■ WRITTEN PROBLEM: Pictures appear in the records below; write out everything else exactly.

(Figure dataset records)
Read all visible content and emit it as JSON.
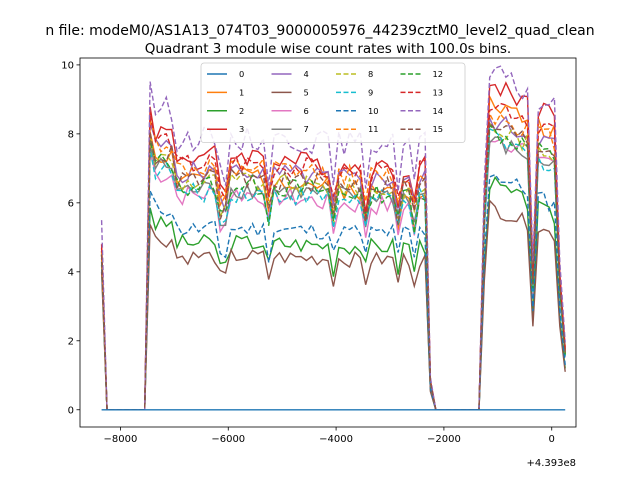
{
  "chart_data": {
    "type": "line",
    "suptitle": "n file: modeM0/AS1A13_074T03_9000005976_44239cztM0_level2_quad_clean",
    "title": "Quadrant 3 module wise count rates with 100.0s bins.",
    "xlabel": "",
    "ylabel": "",
    "x_offset_label": "+4.393e8",
    "xlim": [
      -8750,
      450
    ],
    "ylim": [
      -0.5,
      10.2
    ],
    "xticks": [
      -8000,
      -6000,
      -4000,
      -2000,
      0
    ],
    "xtick_labels": [
      "−8000",
      "−6000",
      "−4000",
      "−2000",
      "0"
    ],
    "yticks": [
      0,
      2,
      4,
      6,
      8,
      10
    ],
    "ytick_labels": [
      "0",
      "2",
      "4",
      "6",
      "8",
      "10"
    ],
    "grid": false,
    "legend_position": "top-center",
    "legend_columns": 4,
    "x_start": -8350,
    "x_step": 100,
    "gaps": [
      [
        -8250,
        -7550
      ],
      [
        -2150,
        -1350
      ]
    ],
    "on_segments": [
      [
        -7450,
        -2250
      ],
      [
        -1250,
        250
      ]
    ],
    "series": [
      {
        "name": "0",
        "color": "#1f77b4",
        "dash": "solid",
        "edge": 0.0,
        "level1": 0.0,
        "level2": 0.0,
        "peak": 0.0,
        "amp": 0.0,
        "seed": 1
      },
      {
        "name": "1",
        "color": "#ff7f0e",
        "dash": "solid",
        "edge": 4.5,
        "level1": 6.6,
        "level2": 7.6,
        "peak": 8.9,
        "amp": 0.3,
        "seed": 2
      },
      {
        "name": "2",
        "color": "#2ca02c",
        "dash": "solid",
        "edge": 4.2,
        "level1": 4.8,
        "level2": 5.0,
        "peak": 6.6,
        "amp": 0.25,
        "seed": 3
      },
      {
        "name": "3",
        "color": "#d62728",
        "dash": "solid",
        "edge": 4.8,
        "level1": 7.2,
        "level2": 8.0,
        "peak": 9.5,
        "amp": 0.3,
        "seed": 4
      },
      {
        "name": "4",
        "color": "#9467bd",
        "dash": "solid",
        "edge": 4.6,
        "level1": 6.8,
        "level2": 7.3,
        "peak": 8.4,
        "amp": 0.3,
        "seed": 5
      },
      {
        "name": "5",
        "color": "#8c564b",
        "dash": "solid",
        "edge": 4.0,
        "level1": 4.4,
        "level2": 4.6,
        "peak": 5.9,
        "amp": 0.22,
        "seed": 6
      },
      {
        "name": "6",
        "color": "#e377c2",
        "dash": "solid",
        "edge": 4.5,
        "level1": 6.1,
        "level2": 6.8,
        "peak": 8.0,
        "amp": 0.3,
        "seed": 7
      },
      {
        "name": "7",
        "color": "#7f7f7f",
        "dash": "solid",
        "edge": 4.4,
        "level1": 6.3,
        "level2": 6.7,
        "peak": 7.8,
        "amp": 0.28,
        "seed": 8
      },
      {
        "name": "8",
        "color": "#bcbd22",
        "dash": "dashed",
        "edge": 4.6,
        "level1": 6.5,
        "level2": 7.0,
        "peak": 8.2,
        "amp": 0.3,
        "seed": 9
      },
      {
        "name": "9",
        "color": "#17becf",
        "dash": "dashed",
        "edge": 4.5,
        "level1": 6.2,
        "level2": 6.6,
        "peak": 7.9,
        "amp": 0.28,
        "seed": 10
      },
      {
        "name": "10",
        "color": "#1f77b4",
        "dash": "dashed",
        "edge": 4.3,
        "level1": 5.2,
        "level2": 5.4,
        "peak": 6.9,
        "amp": 0.25,
        "seed": 11
      },
      {
        "name": "11",
        "color": "#ff7f0e",
        "dash": "dashed",
        "edge": 4.6,
        "level1": 6.9,
        "level2": 7.4,
        "peak": 8.6,
        "amp": 0.3,
        "seed": 12
      },
      {
        "name": "12",
        "color": "#2ca02c",
        "dash": "dashed",
        "edge": 4.5,
        "level1": 6.4,
        "level2": 6.9,
        "peak": 8.1,
        "amp": 0.3,
        "seed": 13
      },
      {
        "name": "13",
        "color": "#d62728",
        "dash": "dashed",
        "edge": 4.7,
        "level1": 7.0,
        "level2": 7.6,
        "peak": 9.0,
        "amp": 0.32,
        "seed": 14
      },
      {
        "name": "14",
        "color": "#9467bd",
        "dash": "dashed",
        "edge": 5.5,
        "level1": 7.8,
        "level2": 8.1,
        "peak": 9.8,
        "amp": 0.35,
        "seed": 15
      },
      {
        "name": "15",
        "color": "#8c564b",
        "dash": "dashed",
        "edge": 4.5,
        "level1": 6.6,
        "level2": 7.0,
        "peak": 8.3,
        "amp": 0.3,
        "seed": 16
      }
    ]
  }
}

■ WRITTEN REPLY:
Read all visible content and emit it as JSON.
{
  "chart_data": {
    "type": "line",
    "suptitle": "n file: modeM0/AS1A13_074T03_9000005976_44239cztM0_level2_quad_clean",
    "title": "Quadrant 3 module wise count rates with 100.0s bins.",
    "xlabel": "",
    "ylabel": "",
    "x_offset_label": "+4.393e8",
    "xlim": [
      -8750,
      450
    ],
    "ylim": [
      -0.5,
      10.2
    ],
    "xticks": [
      -8000,
      -6000,
      -4000,
      -2000,
      0
    ],
    "xtick_labels": [
      "−8000",
      "−6000",
      "−4000",
      "−2000",
      "0"
    ],
    "yticks": [
      0,
      2,
      4,
      6,
      8,
      10
    ],
    "ytick_labels": [
      "0",
      "2",
      "4",
      "6",
      "8",
      "10"
    ],
    "grid": false,
    "legend_position": "top-center",
    "legend_columns": 4,
    "x_start": -8350,
    "x_step": 100,
    "gaps": [
      [
        -8250,
        -7550
      ],
      [
        -2150,
        -1350
      ]
    ],
    "on_segments": [
      [
        -7450,
        -2250
      ],
      [
        -1250,
        250
      ]
    ],
    "series": [
      {
        "name": "0",
        "color": "#1f77b4",
        "dash": "solid",
        "edge": 0.0,
        "level1": 0.0,
        "level2": 0.0,
        "peak": 0.0,
        "amp": 0.0,
        "seed": 1
      },
      {
        "name": "1",
        "color": "#ff7f0e",
        "dash": "solid",
        "edge": 4.5,
        "level1": 6.6,
        "level2": 7.6,
        "peak": 8.9,
        "amp": 0.3,
        "seed": 2
      },
      {
        "name": "2",
        "color": "#2ca02c",
        "dash": "solid",
        "edge": 4.2,
        "level1": 4.8,
        "level2": 5.0,
        "peak": 6.6,
        "amp": 0.25,
        "seed": 3
      },
      {
        "name": "3",
        "color": "#d62728",
        "dash": "solid",
        "edge": 4.8,
        "level1": 7.2,
        "level2": 8.0,
        "peak": 9.5,
        "amp": 0.3,
        "seed": 4
      },
      {
        "name": "4",
        "color": "#9467bd",
        "dash": "solid",
        "edge": 4.6,
        "level1": 6.8,
        "level2": 7.3,
        "peak": 8.4,
        "amp": 0.3,
        "seed": 5
      },
      {
        "name": "5",
        "color": "#8c564b",
        "dash": "solid",
        "edge": 4.0,
        "level1": 4.4,
        "level2": 4.6,
        "peak": 5.9,
        "amp": 0.22,
        "seed": 6
      },
      {
        "name": "6",
        "color": "#e377c2",
        "dash": "solid",
        "edge": 4.5,
        "level1": 6.1,
        "level2": 6.8,
        "peak": 8.0,
        "amp": 0.3,
        "seed": 7
      },
      {
        "name": "7",
        "color": "#7f7f7f",
        "dash": "solid",
        "edge": 4.4,
        "level1": 6.3,
        "level2": 6.7,
        "peak": 7.8,
        "amp": 0.28,
        "seed": 8
      },
      {
        "name": "8",
        "color": "#bcbd22",
        "dash": "dashed",
        "edge": 4.6,
        "level1": 6.5,
        "level2": 7.0,
        "peak": 8.2,
        "amp": 0.3,
        "seed": 9
      },
      {
        "name": "9",
        "color": "#17becf",
        "dash": "dashed",
        "edge": 4.5,
        "level1": 6.2,
        "level2": 6.6,
        "peak": 7.9,
        "amp": 0.28,
        "seed": 10
      },
      {
        "name": "10",
        "color": "#1f77b4",
        "dash": "dashed",
        "edge": 4.3,
        "level1": 5.2,
        "level2": 5.4,
        "peak": 6.9,
        "amp": 0.25,
        "seed": 11
      },
      {
        "name": "11",
        "color": "#ff7f0e",
        "dash": "dashed",
        "edge": 4.6,
        "level1": 6.9,
        "level2": 7.4,
        "peak": 8.6,
        "amp": 0.3,
        "seed": 12
      },
      {
        "name": "12",
        "color": "#2ca02c",
        "dash": "dashed",
        "edge": 4.5,
        "level1": 6.4,
        "level2": 6.9,
        "peak": 8.1,
        "amp": 0.3,
        "seed": 13
      },
      {
        "name": "13",
        "color": "#d62728",
        "dash": "dashed",
        "edge": 4.7,
        "level1": 7.0,
        "level2": 7.6,
        "peak": 9.0,
        "amp": 0.32,
        "seed": 14
      },
      {
        "name": "14",
        "color": "#9467bd",
        "dash": "dashed",
        "edge": 5.5,
        "level1": 7.8,
        "level2": 8.1,
        "peak": 9.8,
        "amp": 0.35,
        "seed": 15
      },
      {
        "name": "15",
        "color": "#8c564b",
        "dash": "dashed",
        "edge": 4.5,
        "level1": 6.6,
        "level2": 7.0,
        "peak": 8.3,
        "amp": 0.3,
        "seed": 16
      }
    ]
  }
}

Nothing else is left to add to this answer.